** start PASSAGE PROVIDED **

Documenting Process in Drama

A significant part of the theory aspect of drama is the documenting of process. How did the students get from this point to this point? This is an essential part of creating drama because it requires the students to be reflective of the creative decisions they have made and the way they are going to move forward to deal with potential problems.

The way in which most drama teachers assess this is through a logbook.

I’ll be honest and say that I have always struggled with the logbook.

I see its validity and perhaps it is just my students but I find I’ve had to heavily scaffold the structure of responses and constantly nag my students to make sure that they are doing it.

At one point, I attempted to get them to do it at home for homework but this discipline could just not be instilled in them. I’ve allocated significant lesson time (between 15-20minutes) to writing reflections which takes away from the practical aspects of class, which, when you only see them twice a week, is valuable time lost. Allocating class time I have found works a lot better but I just am not sure if it is really achieving anything.

What I’m asking is, what makes a valid reflection? Does it need to be a whole written page, need it only be a class discussion, can it be in video format (this is something that I have tried of recent)?

As teachers, we do need solid, physical evidence that a student has produced their own work from go to woe. In needing that I have heavily scaffolded the teaching of the logbook to the point where I have given page by page specifics of what I want in the logbook.

I guess the next thing I’m asking is, am I right to be teaching the logbook so explicitly? Am I right to be teaching how to be reflective at the end of all tasks?

I’m interested to know how you mark your logbooks, what you ask your students to include. If you don’t use a logbook, what do you get your students to do in order to document process? I recently tried video diaries with mixed success. I’m looking for other ways to make this part of my teaching a little bit more inspiring and a little less of a chore.


Photo Credit: rbbaird via Compfight cc



  1. Our scene-logs have two types of entries. I have had more success implementing the first; less the second due to my own low-priority when we are in rehearsal.

    The first type is a record of prepared scenes. It has is a format: date, scene partners, assignment type, title. Then they write their feedback to the scene. I teach the best learners will also write the notes that I give other scenes.

    March 11, 2016 – Alfonzo, Peterson, Marilla – Open Text 1 (set the environment) – “The Dentist Goes Mad”
    –Take time to establish three things in the evironment before the first line
    –Slow the reactions down into beats (Alfonzo, think thoroughly, then respond)

    The second type is a record of the rehearsal process because I often have several scenes being worked up at once. The loose format is this the date, accomplishment, work crew, strengths and weakness, one goal.

    March 11, 2016 – Scene 4 (On the Boardwalk) – Alfonzo, Peterson, Marilla (props) – worked through the text and meanings of the lines. Figured out “Bobby” has just left from the fight with “Gwen” so implemented preoccupation in his thoughts. Gave “Roy” some stage business with his rubix cube. Teacher helped us use objectives. Still thinking about this. Goal: next class, work on the general blocking of the scene.

    I use these scene-logs to guide my marking. I don’t grade them because they are a pass/fail record-keeping. What I notice in them is if the actor is getting the same note “back to the audience” “project” “what’s your objective?” and not making improvement. The benefit of this is it prevents, “What are we doing today?” I like to ask them, “What are you doing today?”

** end PASSAGE PROVIDED **
** start ENTRIES SHOWN **

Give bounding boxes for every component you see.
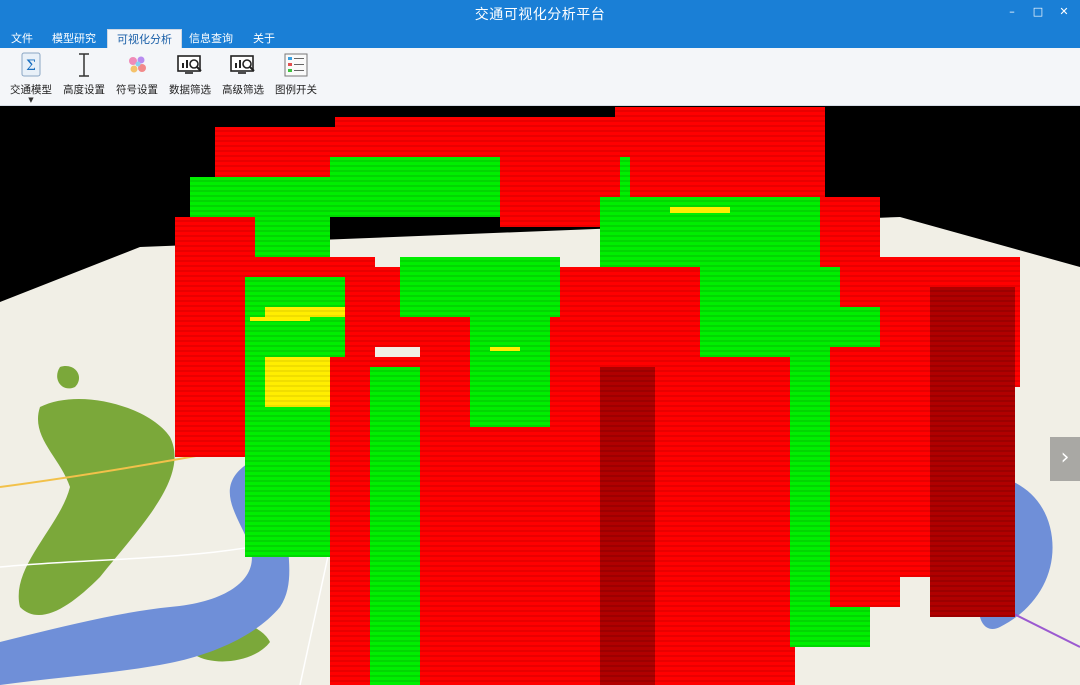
sigma-model-icon: Σ bbox=[18, 52, 44, 78]
tab-model-research[interactable]: 模型研究 bbox=[43, 29, 105, 48]
chevron-down-icon: ▼ bbox=[28, 96, 34, 104]
close-button[interactable]: ✕ bbox=[1056, 4, 1072, 20]
map-3d-viewport[interactable]: › bbox=[0, 107, 1080, 685]
tab-file[interactable]: 文件 bbox=[2, 29, 42, 48]
height-settings-label: 高度设置 bbox=[63, 84, 105, 96]
traffic-model-label: 交通模型 bbox=[10, 84, 52, 96]
advanced-filter-icon bbox=[230, 52, 256, 78]
symbol-icon bbox=[124, 52, 150, 78]
next-arrow-button[interactable]: › bbox=[1050, 437, 1080, 481]
data-filter-button[interactable]: 数据筛选 bbox=[165, 50, 215, 104]
traffic-wall bbox=[490, 347, 520, 351]
traffic-wall bbox=[250, 317, 310, 321]
window-controls: – □ ✕ bbox=[1004, 4, 1072, 20]
ribbon-toolbar: Σ 交通模型 ▼ 高度设置 符号设置 数据筛选 高级筛选 图例开关 bbox=[0, 48, 1080, 106]
tab-info-query[interactable]: 信息查询 bbox=[180, 29, 242, 48]
advanced-filter-button[interactable]: 高级筛选 bbox=[218, 50, 268, 104]
height-icon bbox=[71, 52, 97, 78]
data-filter-icon bbox=[177, 52, 203, 78]
traffic-model-button[interactable]: Σ 交通模型 ▼ bbox=[6, 50, 56, 104]
tab-about[interactable]: 关于 bbox=[244, 29, 284, 48]
ribbon-tab-bar: 文件 模型研究 可视化分析 信息查询 关于 bbox=[0, 27, 1080, 48]
advanced-filter-label: 高级筛选 bbox=[222, 84, 264, 96]
legend-toggle-label: 图例开关 bbox=[275, 84, 317, 96]
app-title: 交通可视化分析平台 bbox=[474, 7, 606, 23]
traffic-3d-scene bbox=[0, 107, 1080, 685]
traffic-wall bbox=[470, 307, 550, 427]
minimize-button[interactable]: – bbox=[1004, 4, 1020, 20]
tab-visual-analysis[interactable]: 可视化分析 bbox=[107, 29, 182, 48]
title-bar: 交通可视化分析平台 – □ ✕ bbox=[0, 0, 1080, 27]
legend-toggle-button[interactable]: 图例开关 bbox=[271, 50, 321, 104]
maximize-button[interactable]: □ bbox=[1030, 4, 1046, 20]
svg-text:Σ: Σ bbox=[26, 58, 36, 74]
symbol-settings-label: 符号设置 bbox=[116, 84, 158, 96]
symbol-settings-button[interactable]: 符号设置 bbox=[112, 50, 162, 104]
traffic-wall bbox=[670, 207, 730, 213]
legend-icon bbox=[283, 52, 309, 78]
height-settings-button[interactable]: 高度设置 bbox=[59, 50, 109, 104]
data-filter-label: 数据筛选 bbox=[169, 84, 211, 96]
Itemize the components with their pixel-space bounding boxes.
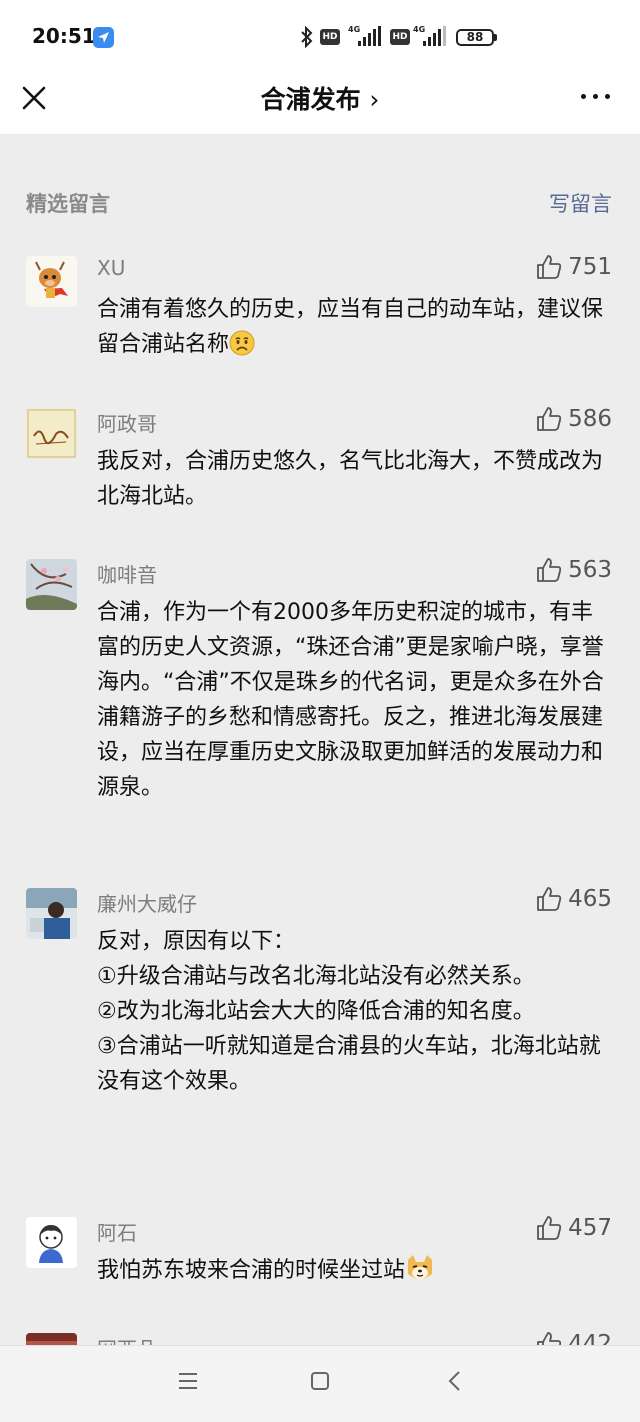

** end ENTRIES SHOWN **

### REQUIRED WORK
(A) In the drama process text, how much lesson time did the writer set aside for writing reflections?
(B) Write out the part of the drama process text between "The first type" and "weakness, one goal.", inclusive.
Work only from the drama process text.

### OUTPUTS FOR THE TASKS
(A) Between 15 and 20 minutes.

(B)
The first type is a record of prepared scenes. It has is a format: date, scene partners, assignment type, title. Then they write their feedback to the scene. I teach the best learners will also write the notes that I give other scenes.

    March 11, 2016 – Alfonzo, Peterson, Marilla – Open Text 1 (set the environment) – “The Dentist Goes Mad”
    –Take time to establish three things in the evironment before the first line
    –Slow the reactions down into beats (Alfonzo, think thoroughly, then respond)

    The second type is a record of the rehearsal process because I often have several scenes being worked up at once. The loose format is this the date, accomplishment, work crew, strengths and weakness, one goal.